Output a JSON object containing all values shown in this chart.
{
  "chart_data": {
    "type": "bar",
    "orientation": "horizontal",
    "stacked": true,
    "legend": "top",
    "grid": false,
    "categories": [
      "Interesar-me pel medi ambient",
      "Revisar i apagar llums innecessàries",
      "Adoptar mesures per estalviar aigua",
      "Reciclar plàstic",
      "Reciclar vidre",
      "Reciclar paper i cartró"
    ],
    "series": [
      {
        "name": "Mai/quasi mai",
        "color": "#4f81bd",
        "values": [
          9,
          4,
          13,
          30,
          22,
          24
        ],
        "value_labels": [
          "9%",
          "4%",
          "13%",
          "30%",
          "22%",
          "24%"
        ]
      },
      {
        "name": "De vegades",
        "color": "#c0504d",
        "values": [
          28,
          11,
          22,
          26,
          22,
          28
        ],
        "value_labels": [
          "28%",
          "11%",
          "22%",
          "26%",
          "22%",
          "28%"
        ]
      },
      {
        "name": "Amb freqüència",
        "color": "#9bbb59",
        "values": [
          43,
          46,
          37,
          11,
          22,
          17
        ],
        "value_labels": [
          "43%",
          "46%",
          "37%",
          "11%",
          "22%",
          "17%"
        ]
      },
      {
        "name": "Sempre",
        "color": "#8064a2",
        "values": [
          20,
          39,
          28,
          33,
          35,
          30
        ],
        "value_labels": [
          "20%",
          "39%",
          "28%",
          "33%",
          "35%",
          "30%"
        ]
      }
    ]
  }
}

---

-- What to work on --
Retype each record exactly, leaving nothing out.

-- Solution --
Output a JSON object containing all values shown in this chart.
{
  "chart_data": {
    "type": "bar",
    "orientation": "horizontal",
    "stacked": true,
    "legend": "top",
    "grid": false,
    "categories": [
      "Interesar-me pel medi ambient",
      "Revisar i apagar llums innecessàries",
      "Adoptar mesures per estalviar aigua",
      "Reciclar plàstic",
      "Reciclar vidre",
      "Reciclar paper i cartró"
    ],
    "series": [
      {
        "name": "Mai/quasi mai",
        "color": "#4f81bd",
        "values": [
          9,
          4,
          13,
          30,
          22,
          24
        ],
        "value_labels": [
          "9%",
          "4%",
          "13%",
          "30%",
          "22%",
          "24%"
        ]
      },
      {
        "name": "De vegades",
        "color": "#c0504d",
        "values": [
          28,
          11,
          22,
          26,
          22,
          28
        ],
        "value_labels": [
          "28%",
          "11%",
          "22%",
          "26%",
          "22%",
          "28%"
        ]
      },
      {
        "name": "Amb freqüència",
        "color": "#9bbb59",
        "values": [
          43,
          46,
          37,
          11,
          22,
          17
        ],
        "value_labels": [
          "43%",
          "46%",
          "37%",
          "11%",
          "22%",
          "17%"
        ]
      },
      {
        "name": "Sempre",
        "color": "#8064a2",
        "values": [
          20,
          39,
          28,
          33,
          35,
          30
        ],
        "value_labels": [
          "20%",
          "39%",
          "28%",
          "33%",
          "35%",
          "30%"
        ]
      }
    ]
  }
}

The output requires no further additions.